### [Description of the task]
Repeat the following material verbatim, from its first line to its last.

- - -

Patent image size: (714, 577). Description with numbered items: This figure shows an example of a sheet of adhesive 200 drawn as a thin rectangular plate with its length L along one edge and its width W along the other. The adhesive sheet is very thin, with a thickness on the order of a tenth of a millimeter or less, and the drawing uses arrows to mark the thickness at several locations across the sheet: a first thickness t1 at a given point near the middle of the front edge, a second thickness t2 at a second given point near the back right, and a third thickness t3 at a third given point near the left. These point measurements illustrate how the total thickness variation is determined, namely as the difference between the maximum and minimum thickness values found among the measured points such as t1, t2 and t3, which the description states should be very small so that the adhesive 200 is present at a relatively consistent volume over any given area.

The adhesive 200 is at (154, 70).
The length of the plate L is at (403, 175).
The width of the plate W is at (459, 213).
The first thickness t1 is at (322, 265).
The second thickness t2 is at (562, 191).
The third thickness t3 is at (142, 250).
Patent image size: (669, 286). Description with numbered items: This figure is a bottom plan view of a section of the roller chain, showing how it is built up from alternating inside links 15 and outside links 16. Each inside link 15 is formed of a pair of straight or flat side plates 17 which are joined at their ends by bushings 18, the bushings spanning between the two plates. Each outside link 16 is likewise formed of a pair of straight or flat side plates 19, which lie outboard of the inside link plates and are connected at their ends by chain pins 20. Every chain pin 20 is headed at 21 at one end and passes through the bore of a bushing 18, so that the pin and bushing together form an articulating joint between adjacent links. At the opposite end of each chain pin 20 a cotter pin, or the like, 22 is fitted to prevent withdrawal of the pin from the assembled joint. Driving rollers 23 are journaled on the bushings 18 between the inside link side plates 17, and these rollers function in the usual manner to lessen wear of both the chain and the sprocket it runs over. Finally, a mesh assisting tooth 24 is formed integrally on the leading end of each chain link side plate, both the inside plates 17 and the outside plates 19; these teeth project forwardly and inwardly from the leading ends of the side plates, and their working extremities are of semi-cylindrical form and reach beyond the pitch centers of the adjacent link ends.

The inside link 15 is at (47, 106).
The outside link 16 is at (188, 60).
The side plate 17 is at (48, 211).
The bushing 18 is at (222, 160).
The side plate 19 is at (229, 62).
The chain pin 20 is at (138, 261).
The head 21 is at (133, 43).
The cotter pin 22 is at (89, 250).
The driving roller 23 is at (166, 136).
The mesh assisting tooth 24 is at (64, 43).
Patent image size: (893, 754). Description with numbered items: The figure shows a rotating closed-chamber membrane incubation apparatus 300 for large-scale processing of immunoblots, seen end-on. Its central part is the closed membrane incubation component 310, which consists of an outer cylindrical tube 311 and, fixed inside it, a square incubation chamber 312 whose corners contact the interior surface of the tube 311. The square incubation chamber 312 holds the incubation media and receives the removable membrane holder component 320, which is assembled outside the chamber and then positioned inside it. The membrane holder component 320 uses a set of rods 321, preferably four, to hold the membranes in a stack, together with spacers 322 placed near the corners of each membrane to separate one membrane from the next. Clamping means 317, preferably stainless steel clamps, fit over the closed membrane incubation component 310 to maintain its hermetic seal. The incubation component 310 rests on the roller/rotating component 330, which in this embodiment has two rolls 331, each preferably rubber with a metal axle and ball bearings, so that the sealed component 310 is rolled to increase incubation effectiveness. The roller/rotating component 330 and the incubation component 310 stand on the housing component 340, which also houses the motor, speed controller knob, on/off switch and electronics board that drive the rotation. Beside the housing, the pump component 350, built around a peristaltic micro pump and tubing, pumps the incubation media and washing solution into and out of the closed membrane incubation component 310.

- - -

### [Exercise response]
Patent image size: (714, 577). Description with numbered items: This figure shows an example of a sheet of adhesive 200 drawn as a thin rectangular plate with its length L along one edge and its width W along the other. The adhesive sheet is very thin, with a thickness on the order of a tenth of a millimeter or less, and the drawing uses arrows to mark the thickness at several locations across the sheet: a first thickness t1 at a given point near the middle of the front edge, a second thickness t2 at a second given point near the back right, and a third thickness t3 at a third given point near the left. These point measurements illustrate how the total thickness variation is determined, namely as the difference between the maximum and minimum thickness values found among the measured points such as t1, t2 and t3, which the description states should be very small so that the adhesive 200 is present at a relatively consistent volume over any given area.

The adhesive 200 is at (154, 70).
The length of the plate L is at (403, 175).
The width of the plate W is at (459, 213).
The first thickness t1 is at (322, 265).
The second thickness t2 is at (562, 191).
The third thickness t3 is at (142, 250).
Patent image size: (669, 286). Description with numbered items: This figure is a bottom plan view of a section of the roller chain, showing how it is built up from alternating inside links 15 and outside links 16. Each inside link 15 is formed of a pair of straight or flat side plates 17 which are joined at their ends by bushings 18, the bushings spanning between the two plates. Each outside link 16 is likewise formed of a pair of straight or flat side plates 19, which lie outboard of the inside link plates and are connected at their ends by chain pins 20. Every chain pin 20 is headed at 21 at one end and passes through the bore of a bushing 18, so that the pin and bushing together form an articulating joint between adjacent links. At the opposite end of each chain pin 20 a cotter pin, or the like, 22 is fitted to prevent withdrawal of the pin from the assembled joint. Driving rollers 23 are journaled on the bushings 18 between the inside link side plates 17, and these rollers function in the usual manner to lessen wear of both the chain and the sprocket it runs over. Finally, a mesh assisting tooth 24 is formed integrally on the leading end of each chain link side plate, both the inside plates 17 and the outside plates 19; these teeth project forwardly and inwardly from the leading ends of the side plates, and their working extremities are of semi-cylindrical form and reach beyond the pitch centers of the adjacent link ends.

The inside link 15 is at (47, 106).
The outside link 16 is at (188, 60).
The side plate 17 is at (48, 211).
The bushing 18 is at (222, 160).
The side plate 19 is at (229, 62).
The chain pin 20 is at (138, 261).
The head 21 is at (133, 43).
The cotter pin 22 is at (89, 250).
The driving roller 23 is at (166, 136).
The mesh assisting tooth 24 is at (64, 43).
Patent image size: (893, 754). Description with numbered items: The figure shows a rotating closed-chamber membrane incubation apparatus 300 for large-scale processing of immunoblots, seen end-on. Its central part is the closed membrane incubation component 310, which consists of an outer cylindrical tube 311 and, fixed inside it, a square incubation chamber 312 whose corners contact the interior surface of the tube 311. The square incubation chamber 312 holds the incubation media and receives the removable membrane holder component 320, which is assembled outside the chamber and then positioned inside it. The membrane holder component 320 uses a set of rods 321, preferably four, to hold the membranes in a stack, together with spacers 322 placed near the corners of each membrane to separate one membrane from the next. Clamping means 317, preferably stainless steel clamps, fit over the closed membrane incubation component 310 to maintain its hermetic seal. The incubation component 310 rests on the roller/rotating component 330, which in this embodiment has two rolls 331, each preferably rubber with a metal axle and ball bearings, so that the sealed component 310 is rolled to increase incubation effectiveness. The roller/rotating component 330 and the incubation component 310 stand on the housing component 340, which also houses the motor, speed controller knob, on/off switch and electronics board that drive the rotation. Beside the housing, the pump component 350, built around a peristaltic micro pump and tubing, pumps the incubation media and washing solution into and out of the closed membrane incubation component 310.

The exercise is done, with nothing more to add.